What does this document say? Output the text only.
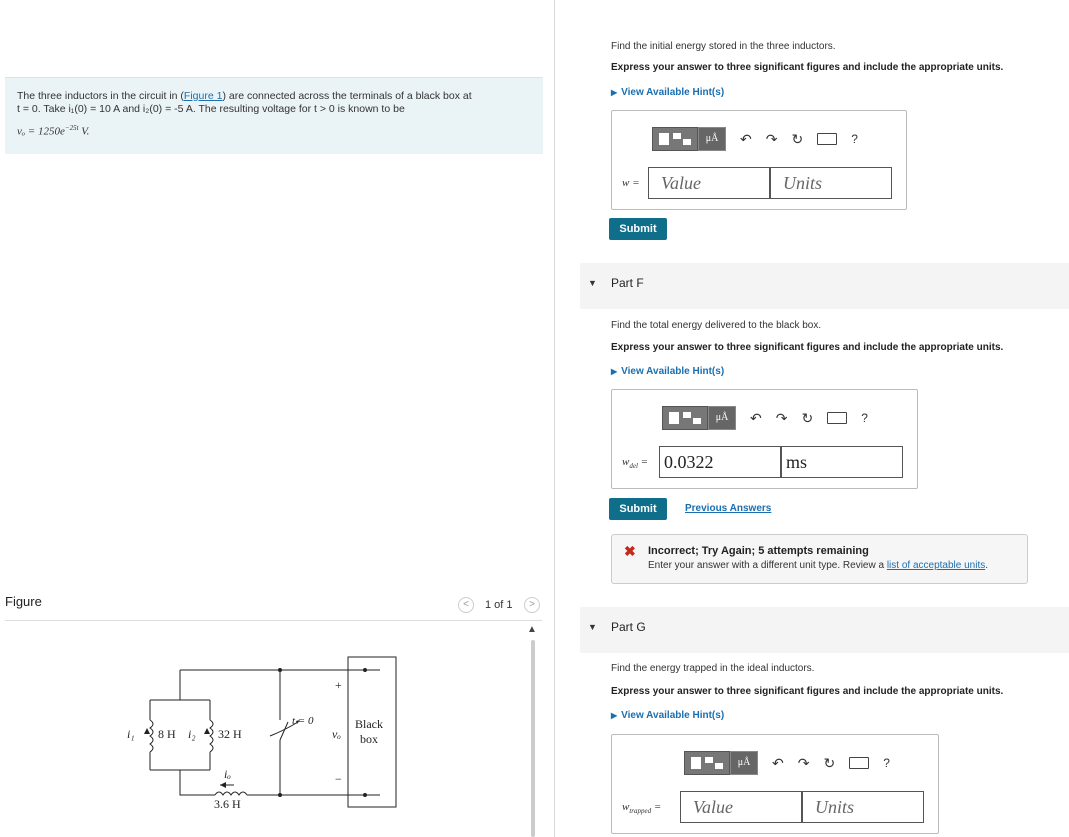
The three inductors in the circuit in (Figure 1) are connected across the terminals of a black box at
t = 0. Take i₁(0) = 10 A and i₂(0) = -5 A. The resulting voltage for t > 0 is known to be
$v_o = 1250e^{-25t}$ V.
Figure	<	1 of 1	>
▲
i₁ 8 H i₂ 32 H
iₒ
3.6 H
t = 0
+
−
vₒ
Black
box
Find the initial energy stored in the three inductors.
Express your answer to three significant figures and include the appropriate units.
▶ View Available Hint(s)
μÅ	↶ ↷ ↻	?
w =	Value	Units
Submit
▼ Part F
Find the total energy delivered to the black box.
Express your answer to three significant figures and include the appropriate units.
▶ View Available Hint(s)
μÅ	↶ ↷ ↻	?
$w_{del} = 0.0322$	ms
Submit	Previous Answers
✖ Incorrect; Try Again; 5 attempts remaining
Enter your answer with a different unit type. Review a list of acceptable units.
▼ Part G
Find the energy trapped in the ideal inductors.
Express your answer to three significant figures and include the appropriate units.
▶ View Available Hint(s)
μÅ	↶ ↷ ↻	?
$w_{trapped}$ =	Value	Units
-.-.-
*WRITTEN REQUEST*: From the records above, copy every line that holds the word "energy".

*REPLY TO THE EXERCISE*:
Find the initial energy stored in the three inductors.
Find the total energy delivered to the black box.
Find the energy trapped in the ideal inductors.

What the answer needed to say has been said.